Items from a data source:
--- START ---
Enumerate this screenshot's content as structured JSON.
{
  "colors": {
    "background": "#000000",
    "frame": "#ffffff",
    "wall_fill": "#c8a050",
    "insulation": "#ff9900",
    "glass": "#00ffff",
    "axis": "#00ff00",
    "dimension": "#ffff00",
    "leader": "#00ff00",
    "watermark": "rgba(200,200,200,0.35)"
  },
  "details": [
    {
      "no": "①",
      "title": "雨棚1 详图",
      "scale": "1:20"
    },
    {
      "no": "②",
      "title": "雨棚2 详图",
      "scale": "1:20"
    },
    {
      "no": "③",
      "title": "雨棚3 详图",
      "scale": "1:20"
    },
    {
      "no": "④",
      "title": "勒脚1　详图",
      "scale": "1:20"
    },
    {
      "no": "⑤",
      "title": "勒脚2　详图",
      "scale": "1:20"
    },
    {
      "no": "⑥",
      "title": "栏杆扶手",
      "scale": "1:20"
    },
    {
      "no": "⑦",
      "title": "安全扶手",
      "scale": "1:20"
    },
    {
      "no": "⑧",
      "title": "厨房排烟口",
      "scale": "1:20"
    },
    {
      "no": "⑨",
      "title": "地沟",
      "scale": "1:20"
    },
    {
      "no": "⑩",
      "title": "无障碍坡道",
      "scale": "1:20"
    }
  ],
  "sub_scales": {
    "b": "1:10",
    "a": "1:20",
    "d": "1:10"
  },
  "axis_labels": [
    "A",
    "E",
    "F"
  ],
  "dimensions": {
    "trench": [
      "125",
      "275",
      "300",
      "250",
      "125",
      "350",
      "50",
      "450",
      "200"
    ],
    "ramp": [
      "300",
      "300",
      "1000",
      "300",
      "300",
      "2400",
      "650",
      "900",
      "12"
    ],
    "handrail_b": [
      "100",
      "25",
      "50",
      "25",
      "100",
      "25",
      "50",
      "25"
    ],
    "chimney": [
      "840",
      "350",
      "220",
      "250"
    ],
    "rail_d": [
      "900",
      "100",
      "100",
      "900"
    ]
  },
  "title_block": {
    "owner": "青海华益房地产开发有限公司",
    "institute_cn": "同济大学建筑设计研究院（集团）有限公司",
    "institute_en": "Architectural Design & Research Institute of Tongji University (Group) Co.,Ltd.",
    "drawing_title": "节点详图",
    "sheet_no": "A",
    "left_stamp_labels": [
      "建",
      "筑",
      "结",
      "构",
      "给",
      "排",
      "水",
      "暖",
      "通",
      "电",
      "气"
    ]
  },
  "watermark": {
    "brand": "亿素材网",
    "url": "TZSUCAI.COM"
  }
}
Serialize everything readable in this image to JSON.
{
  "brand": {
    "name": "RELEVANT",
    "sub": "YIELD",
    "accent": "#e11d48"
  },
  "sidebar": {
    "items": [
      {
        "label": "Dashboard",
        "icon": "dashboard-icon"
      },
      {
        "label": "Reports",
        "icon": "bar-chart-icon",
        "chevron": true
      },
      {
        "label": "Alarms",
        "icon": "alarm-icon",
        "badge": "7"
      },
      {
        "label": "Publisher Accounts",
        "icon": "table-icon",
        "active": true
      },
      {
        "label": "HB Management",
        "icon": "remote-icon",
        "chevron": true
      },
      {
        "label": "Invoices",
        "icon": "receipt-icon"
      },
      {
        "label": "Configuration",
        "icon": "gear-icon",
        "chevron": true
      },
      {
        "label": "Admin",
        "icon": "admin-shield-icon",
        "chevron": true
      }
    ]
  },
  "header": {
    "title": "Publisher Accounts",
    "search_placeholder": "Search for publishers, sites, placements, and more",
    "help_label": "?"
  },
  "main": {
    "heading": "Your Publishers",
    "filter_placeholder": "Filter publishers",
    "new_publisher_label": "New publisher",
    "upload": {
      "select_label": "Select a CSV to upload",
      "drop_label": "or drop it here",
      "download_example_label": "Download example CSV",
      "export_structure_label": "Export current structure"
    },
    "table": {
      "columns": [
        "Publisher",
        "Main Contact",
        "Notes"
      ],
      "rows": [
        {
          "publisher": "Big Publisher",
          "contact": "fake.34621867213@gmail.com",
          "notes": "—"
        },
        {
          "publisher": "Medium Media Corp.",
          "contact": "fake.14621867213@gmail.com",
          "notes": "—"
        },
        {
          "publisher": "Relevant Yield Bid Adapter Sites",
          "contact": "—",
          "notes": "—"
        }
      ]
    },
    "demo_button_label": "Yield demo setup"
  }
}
--- END ---
PROMPT | Collect every line above that contains the word "upload".

SOLUTION FOR THIS PROBLEM |
    "upload": {
      "select_label": "Select a CSV to upload",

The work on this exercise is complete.